State how many lines in the entries below contain "Gestión". Write nothing but the number.

◆ Data excerpts:
________________
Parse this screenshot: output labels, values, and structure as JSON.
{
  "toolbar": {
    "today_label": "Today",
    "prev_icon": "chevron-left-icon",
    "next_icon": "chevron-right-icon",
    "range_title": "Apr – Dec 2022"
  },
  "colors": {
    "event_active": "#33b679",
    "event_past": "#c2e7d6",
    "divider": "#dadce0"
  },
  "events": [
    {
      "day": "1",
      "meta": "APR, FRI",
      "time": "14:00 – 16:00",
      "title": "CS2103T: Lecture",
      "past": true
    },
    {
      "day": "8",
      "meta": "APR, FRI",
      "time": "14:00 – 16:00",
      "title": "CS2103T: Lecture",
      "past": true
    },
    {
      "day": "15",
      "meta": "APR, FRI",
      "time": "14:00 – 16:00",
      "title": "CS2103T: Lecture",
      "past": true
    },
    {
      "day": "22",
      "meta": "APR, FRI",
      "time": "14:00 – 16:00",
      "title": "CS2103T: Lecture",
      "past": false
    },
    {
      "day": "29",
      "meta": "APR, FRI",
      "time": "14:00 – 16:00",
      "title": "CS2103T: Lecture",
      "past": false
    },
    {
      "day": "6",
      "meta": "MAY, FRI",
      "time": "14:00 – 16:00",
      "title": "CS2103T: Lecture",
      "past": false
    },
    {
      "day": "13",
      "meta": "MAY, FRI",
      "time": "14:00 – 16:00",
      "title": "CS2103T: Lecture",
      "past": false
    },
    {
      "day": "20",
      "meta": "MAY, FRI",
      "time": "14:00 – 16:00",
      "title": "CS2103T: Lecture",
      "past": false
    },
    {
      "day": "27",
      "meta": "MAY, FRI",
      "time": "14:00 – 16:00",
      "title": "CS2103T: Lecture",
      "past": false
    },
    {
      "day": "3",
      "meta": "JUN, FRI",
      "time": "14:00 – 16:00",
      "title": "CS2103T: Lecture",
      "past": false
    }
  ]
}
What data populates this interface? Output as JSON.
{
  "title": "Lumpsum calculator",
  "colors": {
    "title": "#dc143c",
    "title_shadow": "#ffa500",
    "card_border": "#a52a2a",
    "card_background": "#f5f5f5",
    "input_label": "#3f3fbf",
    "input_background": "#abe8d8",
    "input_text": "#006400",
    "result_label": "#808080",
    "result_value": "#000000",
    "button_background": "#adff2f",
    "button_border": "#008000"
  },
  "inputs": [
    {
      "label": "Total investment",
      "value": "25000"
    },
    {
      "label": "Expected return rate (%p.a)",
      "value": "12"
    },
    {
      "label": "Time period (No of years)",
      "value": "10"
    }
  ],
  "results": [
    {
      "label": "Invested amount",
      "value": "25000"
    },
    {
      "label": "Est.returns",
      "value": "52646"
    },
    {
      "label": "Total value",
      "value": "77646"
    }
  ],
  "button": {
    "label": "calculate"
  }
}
________________
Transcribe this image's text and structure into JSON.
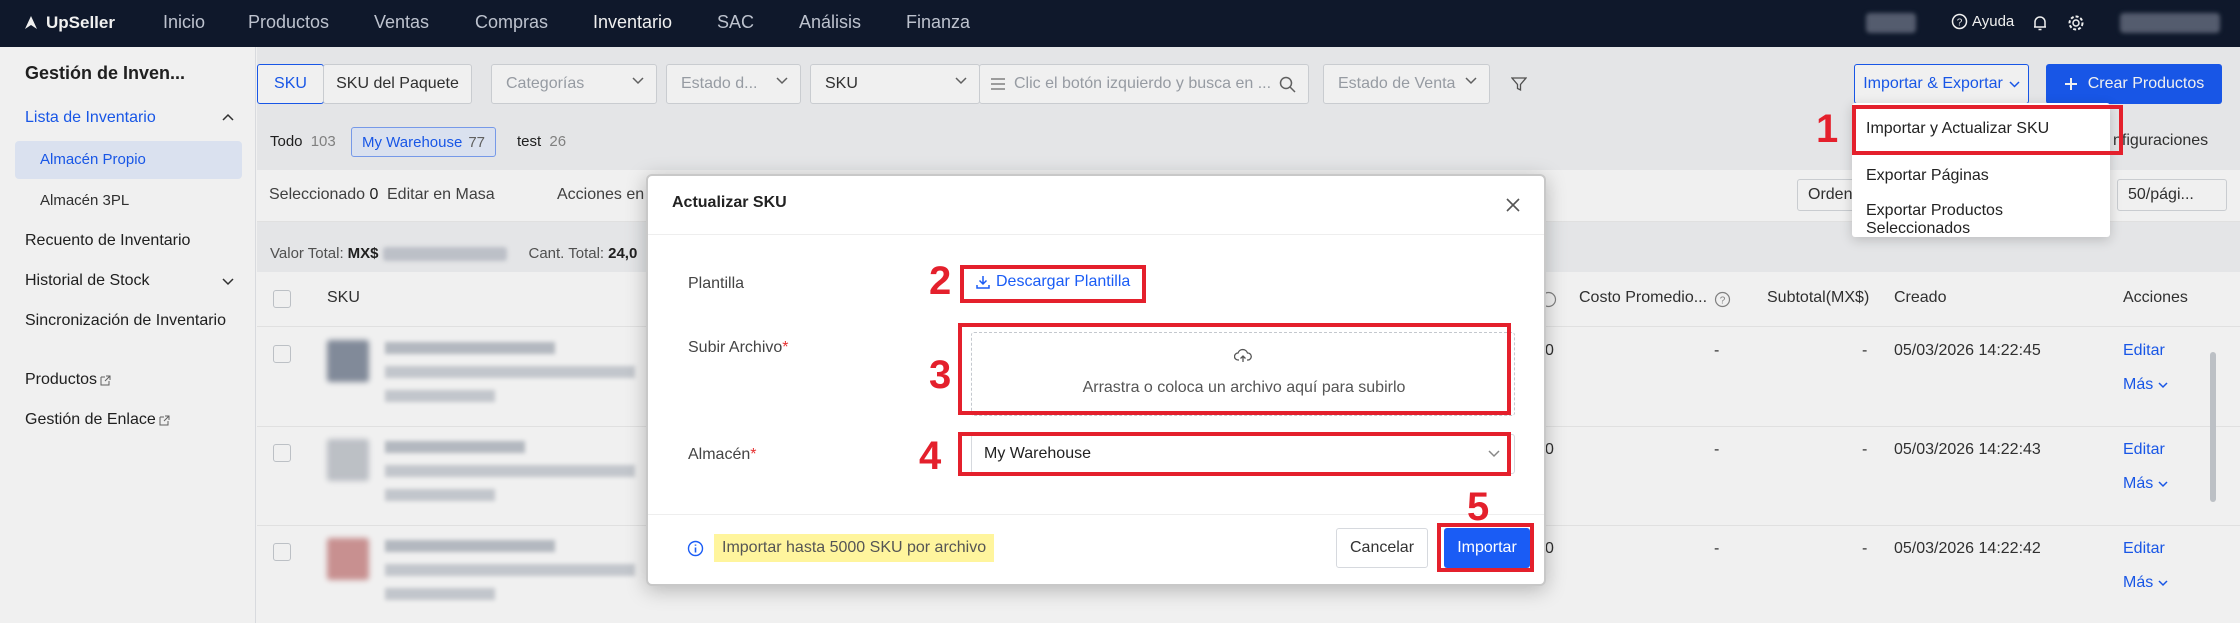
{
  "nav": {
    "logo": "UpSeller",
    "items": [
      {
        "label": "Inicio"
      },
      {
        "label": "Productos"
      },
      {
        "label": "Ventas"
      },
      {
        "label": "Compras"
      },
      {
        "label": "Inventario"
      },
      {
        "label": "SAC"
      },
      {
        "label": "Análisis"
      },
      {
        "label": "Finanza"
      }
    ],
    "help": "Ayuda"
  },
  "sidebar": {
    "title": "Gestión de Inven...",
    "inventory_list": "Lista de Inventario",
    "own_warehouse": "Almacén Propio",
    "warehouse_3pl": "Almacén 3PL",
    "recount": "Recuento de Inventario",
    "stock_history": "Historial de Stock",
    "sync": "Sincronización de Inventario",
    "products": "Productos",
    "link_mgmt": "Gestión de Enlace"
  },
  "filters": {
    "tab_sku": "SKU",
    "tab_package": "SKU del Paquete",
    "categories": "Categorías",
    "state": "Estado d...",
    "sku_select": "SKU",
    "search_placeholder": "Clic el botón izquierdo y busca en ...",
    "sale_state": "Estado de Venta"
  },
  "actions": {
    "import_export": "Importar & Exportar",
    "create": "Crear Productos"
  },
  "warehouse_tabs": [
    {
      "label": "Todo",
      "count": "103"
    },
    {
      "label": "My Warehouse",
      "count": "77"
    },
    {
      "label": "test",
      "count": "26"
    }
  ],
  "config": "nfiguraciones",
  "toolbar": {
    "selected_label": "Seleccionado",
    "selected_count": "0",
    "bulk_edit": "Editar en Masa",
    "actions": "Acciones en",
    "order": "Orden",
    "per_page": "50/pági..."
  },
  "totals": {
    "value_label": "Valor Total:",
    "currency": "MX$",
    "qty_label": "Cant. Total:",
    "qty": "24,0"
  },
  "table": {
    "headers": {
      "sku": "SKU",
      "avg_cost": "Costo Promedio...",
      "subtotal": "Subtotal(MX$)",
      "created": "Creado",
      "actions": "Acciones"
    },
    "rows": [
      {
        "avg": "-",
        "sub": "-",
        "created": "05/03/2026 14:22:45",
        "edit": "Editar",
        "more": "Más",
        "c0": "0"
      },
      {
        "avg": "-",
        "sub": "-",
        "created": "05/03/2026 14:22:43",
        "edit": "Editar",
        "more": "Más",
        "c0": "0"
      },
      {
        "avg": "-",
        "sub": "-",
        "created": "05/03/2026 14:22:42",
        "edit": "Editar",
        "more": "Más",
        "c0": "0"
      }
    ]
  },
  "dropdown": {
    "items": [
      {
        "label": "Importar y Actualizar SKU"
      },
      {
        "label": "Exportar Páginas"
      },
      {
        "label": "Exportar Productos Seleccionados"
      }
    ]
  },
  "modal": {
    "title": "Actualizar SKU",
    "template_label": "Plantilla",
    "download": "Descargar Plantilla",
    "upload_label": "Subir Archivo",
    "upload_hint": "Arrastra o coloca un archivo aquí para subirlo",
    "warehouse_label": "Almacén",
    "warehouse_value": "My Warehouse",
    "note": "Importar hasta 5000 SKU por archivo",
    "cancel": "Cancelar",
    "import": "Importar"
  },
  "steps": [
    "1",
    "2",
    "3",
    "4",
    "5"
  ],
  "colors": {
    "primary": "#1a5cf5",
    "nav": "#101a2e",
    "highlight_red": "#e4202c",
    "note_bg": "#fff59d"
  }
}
________________
◆ SOLUTION FOR THIS PROBLEM: 2